- **JOB**
Copy all lines below containing "JSON".

- **DATA TO USE**

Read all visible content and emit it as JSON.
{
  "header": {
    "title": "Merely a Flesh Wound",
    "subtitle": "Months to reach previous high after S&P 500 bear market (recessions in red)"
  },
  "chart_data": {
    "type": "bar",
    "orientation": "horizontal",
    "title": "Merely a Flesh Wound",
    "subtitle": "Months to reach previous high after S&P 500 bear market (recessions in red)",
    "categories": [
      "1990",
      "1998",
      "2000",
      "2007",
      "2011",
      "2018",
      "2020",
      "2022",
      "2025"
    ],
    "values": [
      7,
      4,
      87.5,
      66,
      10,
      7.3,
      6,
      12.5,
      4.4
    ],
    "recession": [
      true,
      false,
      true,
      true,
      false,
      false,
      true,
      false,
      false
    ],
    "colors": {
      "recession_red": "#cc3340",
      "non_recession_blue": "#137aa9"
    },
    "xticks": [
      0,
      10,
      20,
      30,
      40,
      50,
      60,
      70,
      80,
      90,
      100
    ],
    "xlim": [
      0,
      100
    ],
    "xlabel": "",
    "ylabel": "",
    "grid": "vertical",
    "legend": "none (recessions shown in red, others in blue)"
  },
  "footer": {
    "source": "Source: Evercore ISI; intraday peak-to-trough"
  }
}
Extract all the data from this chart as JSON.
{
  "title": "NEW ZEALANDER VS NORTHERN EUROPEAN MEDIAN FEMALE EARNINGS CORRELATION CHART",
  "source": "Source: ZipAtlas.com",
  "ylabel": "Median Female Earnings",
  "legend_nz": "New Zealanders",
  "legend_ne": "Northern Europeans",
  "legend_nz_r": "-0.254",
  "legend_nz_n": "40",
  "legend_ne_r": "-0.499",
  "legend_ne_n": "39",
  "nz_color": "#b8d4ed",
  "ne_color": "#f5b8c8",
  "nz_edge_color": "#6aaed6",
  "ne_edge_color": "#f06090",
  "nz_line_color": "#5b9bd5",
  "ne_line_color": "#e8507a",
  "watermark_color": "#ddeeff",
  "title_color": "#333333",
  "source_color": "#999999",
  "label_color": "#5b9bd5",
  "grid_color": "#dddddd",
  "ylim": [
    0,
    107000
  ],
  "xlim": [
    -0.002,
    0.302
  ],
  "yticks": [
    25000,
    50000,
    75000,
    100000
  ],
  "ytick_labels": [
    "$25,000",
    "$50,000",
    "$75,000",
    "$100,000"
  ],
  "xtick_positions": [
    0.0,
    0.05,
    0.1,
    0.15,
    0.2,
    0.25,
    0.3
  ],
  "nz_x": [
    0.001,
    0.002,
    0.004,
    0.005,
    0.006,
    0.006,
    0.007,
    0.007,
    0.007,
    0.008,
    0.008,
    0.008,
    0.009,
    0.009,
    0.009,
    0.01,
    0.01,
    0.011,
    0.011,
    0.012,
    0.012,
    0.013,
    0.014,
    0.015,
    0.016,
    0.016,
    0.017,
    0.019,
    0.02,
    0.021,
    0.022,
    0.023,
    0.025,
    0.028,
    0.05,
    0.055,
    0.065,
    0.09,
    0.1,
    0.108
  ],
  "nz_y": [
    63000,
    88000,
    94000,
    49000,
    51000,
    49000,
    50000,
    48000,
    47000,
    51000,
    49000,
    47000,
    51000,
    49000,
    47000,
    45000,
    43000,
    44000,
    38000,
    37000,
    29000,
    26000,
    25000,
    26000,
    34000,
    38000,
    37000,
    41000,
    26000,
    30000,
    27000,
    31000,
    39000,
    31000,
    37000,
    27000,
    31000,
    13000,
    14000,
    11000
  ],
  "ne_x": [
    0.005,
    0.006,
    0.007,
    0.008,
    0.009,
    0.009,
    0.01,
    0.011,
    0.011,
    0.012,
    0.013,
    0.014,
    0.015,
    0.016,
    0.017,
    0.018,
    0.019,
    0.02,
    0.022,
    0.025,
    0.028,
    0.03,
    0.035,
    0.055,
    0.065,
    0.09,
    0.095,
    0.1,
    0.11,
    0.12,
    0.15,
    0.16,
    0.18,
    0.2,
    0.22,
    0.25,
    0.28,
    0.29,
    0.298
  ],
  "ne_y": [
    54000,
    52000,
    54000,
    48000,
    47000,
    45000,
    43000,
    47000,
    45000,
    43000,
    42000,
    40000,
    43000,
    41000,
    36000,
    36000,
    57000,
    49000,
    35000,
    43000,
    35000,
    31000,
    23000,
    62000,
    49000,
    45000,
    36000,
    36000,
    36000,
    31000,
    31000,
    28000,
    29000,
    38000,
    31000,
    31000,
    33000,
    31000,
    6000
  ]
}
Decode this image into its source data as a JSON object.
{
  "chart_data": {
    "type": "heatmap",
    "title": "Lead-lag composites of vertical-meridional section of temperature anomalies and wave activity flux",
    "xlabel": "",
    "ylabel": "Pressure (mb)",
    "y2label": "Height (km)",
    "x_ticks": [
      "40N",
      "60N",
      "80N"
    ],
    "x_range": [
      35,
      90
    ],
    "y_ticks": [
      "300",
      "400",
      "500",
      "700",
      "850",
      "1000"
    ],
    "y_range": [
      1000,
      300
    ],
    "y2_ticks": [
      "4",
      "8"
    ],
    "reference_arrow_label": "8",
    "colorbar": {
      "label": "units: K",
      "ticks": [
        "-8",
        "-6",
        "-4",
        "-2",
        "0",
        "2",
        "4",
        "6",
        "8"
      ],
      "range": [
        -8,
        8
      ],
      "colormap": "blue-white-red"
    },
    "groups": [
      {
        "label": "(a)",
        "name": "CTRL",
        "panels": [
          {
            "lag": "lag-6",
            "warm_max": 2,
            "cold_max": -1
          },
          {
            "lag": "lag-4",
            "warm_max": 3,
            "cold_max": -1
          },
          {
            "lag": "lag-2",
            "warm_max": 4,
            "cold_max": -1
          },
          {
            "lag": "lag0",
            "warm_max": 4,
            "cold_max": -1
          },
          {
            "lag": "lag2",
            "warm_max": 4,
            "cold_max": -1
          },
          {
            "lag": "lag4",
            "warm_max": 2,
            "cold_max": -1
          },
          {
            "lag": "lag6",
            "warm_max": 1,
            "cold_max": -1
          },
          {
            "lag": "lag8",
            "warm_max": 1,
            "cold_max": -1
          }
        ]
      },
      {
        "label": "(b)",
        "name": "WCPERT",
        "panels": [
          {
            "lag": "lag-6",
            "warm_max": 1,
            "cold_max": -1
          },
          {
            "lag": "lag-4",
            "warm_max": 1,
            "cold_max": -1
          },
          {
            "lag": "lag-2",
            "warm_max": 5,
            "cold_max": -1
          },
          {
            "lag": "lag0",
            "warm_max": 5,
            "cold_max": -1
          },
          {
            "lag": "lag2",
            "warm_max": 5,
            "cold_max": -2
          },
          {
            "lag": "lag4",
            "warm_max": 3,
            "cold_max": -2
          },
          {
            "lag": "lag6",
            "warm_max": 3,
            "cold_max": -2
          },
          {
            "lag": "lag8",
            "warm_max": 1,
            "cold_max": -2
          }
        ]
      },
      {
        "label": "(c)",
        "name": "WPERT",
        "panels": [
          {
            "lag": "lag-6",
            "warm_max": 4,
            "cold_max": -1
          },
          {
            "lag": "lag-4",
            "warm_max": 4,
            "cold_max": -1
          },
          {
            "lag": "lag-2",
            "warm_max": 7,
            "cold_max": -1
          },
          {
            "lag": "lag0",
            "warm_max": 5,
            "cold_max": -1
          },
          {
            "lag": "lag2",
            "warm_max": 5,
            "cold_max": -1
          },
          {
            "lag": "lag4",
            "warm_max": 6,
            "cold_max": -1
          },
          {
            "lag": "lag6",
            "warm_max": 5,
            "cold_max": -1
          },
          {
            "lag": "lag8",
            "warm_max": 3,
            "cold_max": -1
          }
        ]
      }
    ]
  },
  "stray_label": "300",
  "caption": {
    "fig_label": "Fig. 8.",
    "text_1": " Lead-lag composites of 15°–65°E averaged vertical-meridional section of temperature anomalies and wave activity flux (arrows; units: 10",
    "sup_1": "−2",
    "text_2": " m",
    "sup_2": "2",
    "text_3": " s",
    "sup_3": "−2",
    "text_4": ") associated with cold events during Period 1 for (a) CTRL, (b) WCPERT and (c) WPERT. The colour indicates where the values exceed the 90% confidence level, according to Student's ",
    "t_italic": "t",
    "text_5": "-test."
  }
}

- **THE REPLY**
Read all visible content and emit it as JSON.
Extract all the data from this chart as JSON.
Decode this image into its source data as a JSON object.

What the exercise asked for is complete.